Copy all lines holding the word "Камнец" from the entries.

════════════════════

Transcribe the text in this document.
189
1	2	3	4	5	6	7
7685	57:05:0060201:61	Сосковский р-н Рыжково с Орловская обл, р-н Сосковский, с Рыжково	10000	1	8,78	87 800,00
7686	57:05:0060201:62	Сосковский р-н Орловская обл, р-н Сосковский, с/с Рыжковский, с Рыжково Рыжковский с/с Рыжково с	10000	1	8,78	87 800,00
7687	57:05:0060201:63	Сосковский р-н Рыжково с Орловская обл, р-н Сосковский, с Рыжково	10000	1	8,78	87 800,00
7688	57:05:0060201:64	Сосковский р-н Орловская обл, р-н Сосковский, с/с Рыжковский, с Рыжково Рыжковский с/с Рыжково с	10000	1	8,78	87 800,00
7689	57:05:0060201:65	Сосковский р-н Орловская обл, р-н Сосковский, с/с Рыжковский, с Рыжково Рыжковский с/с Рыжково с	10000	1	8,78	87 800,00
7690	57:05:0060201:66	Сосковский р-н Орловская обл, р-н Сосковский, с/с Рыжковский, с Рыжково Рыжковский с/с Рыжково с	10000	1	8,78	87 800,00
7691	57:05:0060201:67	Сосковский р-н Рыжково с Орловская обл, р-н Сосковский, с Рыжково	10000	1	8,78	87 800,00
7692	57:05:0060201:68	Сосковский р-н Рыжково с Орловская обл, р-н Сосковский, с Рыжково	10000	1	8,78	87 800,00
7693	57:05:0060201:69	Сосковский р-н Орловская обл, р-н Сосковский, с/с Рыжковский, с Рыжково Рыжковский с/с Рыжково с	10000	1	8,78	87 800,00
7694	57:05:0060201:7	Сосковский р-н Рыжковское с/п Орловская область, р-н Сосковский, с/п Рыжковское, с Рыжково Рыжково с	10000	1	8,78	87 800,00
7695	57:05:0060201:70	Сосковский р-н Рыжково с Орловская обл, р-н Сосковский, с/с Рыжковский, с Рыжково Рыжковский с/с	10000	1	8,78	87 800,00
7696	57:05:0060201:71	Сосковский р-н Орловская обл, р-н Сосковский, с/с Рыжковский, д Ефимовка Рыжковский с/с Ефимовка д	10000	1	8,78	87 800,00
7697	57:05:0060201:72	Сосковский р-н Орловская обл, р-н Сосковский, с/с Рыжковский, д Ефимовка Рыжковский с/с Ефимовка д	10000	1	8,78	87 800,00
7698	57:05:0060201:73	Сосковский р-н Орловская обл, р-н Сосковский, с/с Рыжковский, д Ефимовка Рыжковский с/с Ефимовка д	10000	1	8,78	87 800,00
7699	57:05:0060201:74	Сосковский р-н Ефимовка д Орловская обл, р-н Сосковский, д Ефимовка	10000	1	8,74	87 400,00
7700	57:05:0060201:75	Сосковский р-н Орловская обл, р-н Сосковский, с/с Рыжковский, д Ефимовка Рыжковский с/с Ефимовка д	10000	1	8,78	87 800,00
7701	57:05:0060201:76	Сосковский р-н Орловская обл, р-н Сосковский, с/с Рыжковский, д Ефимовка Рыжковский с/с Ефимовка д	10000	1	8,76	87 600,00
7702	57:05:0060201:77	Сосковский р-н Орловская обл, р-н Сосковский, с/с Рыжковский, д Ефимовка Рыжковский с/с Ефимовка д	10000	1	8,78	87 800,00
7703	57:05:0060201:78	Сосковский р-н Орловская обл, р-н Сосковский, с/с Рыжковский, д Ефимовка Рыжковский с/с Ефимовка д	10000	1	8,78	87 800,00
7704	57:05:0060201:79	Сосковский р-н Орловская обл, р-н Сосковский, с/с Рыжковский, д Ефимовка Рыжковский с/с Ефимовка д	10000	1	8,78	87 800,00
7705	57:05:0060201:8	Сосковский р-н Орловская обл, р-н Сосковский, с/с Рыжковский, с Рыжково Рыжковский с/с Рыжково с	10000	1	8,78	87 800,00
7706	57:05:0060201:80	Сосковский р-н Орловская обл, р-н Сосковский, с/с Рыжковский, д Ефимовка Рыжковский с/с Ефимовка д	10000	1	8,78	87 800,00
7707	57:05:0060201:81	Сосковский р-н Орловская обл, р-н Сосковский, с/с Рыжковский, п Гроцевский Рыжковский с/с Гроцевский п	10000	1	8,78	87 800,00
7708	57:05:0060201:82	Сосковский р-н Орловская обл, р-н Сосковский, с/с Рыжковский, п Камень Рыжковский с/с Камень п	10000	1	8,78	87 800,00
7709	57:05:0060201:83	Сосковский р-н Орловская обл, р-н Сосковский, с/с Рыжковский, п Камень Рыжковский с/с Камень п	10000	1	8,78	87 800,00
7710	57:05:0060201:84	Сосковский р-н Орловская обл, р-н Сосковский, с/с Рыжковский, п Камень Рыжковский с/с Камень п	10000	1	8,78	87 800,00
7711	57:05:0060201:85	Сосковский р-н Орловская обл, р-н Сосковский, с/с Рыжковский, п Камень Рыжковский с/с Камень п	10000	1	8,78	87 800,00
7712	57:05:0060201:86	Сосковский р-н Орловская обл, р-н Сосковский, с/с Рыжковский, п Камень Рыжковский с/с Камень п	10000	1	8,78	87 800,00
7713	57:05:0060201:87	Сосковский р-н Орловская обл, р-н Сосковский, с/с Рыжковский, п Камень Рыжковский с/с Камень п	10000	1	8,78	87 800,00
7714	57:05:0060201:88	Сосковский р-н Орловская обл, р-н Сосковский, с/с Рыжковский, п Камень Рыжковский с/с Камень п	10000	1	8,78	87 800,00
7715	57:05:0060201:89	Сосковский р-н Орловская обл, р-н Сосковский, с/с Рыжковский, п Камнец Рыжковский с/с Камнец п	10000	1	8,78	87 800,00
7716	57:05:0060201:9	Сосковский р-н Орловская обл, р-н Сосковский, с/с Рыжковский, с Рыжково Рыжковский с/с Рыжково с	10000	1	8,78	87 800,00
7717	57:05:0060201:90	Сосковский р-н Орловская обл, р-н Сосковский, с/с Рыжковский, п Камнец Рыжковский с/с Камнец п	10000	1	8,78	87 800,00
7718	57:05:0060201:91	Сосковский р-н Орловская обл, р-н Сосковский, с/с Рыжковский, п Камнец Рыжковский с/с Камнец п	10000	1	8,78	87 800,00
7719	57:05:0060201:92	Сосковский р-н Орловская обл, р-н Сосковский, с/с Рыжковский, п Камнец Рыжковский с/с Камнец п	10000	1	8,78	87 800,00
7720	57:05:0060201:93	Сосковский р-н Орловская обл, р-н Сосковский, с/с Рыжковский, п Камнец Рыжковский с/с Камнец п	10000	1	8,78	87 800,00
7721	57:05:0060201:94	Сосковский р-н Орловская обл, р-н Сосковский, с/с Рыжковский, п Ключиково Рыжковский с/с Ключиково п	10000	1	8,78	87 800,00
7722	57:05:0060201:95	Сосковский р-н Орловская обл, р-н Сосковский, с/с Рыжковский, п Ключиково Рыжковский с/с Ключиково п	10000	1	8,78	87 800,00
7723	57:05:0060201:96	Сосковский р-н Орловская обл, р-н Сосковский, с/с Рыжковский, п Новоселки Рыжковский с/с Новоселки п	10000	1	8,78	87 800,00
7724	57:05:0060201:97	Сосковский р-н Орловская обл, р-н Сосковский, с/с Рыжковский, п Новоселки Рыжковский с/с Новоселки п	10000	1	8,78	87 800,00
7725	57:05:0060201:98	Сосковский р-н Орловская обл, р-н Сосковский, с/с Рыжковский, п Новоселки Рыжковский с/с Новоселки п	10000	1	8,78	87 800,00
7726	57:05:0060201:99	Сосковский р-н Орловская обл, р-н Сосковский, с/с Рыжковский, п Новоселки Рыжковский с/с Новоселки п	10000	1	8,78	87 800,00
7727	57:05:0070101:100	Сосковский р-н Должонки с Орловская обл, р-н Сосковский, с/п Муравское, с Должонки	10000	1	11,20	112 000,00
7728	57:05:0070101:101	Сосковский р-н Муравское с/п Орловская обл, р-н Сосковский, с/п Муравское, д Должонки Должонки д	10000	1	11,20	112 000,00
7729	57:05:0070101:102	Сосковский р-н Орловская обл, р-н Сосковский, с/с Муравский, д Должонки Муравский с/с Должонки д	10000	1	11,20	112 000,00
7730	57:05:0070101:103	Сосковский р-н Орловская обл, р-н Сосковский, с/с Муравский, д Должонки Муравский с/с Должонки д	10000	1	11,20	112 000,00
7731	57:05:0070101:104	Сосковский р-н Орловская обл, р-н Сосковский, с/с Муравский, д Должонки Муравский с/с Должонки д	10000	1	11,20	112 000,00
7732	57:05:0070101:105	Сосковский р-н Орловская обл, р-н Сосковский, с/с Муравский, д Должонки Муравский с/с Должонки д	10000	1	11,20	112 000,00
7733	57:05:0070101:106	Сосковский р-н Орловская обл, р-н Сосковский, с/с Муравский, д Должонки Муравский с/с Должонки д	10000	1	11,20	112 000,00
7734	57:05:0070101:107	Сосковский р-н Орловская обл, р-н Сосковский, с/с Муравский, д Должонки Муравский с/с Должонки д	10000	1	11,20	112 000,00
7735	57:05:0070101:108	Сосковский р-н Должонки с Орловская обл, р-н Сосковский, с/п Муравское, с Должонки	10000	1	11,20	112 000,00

════════════════════

## EXERCISE RESULT
7715	57:05:0060201:89	Сосковский р-н Орловская обл, р-н Сосковский, с/с Рыжковский, п Камнец Рыжковский с/с Камнец п	10000	1	8,78	87 800,00
7717	57:05:0060201:90	Сосковский р-н Орловская обл, р-н Сосковский, с/с Рыжковский, п Камнец Рыжковский с/с Камнец п	10000	1	8,78	87 800,00
7718	57:05:0060201:91	Сосковский р-н Орловская обл, р-н Сосковский, с/с Рыжковский, п Камнец Рыжковский с/с Камнец п	10000	1	8,78	87 800,00
7719	57:05:0060201:92	Сосковский р-н Орловская обл, р-н Сосковский, с/с Рыжковский, п Камнец Рыжковский с/с Камнец п	10000	1	8,78	87 800,00
7720	57:05:0060201:93	Сосковский р-н Орловская обл, р-н Сосковский, с/с Рыжковский, п Камнец Рыжковский с/с Камнец п	10000	1	8,78	87 800,00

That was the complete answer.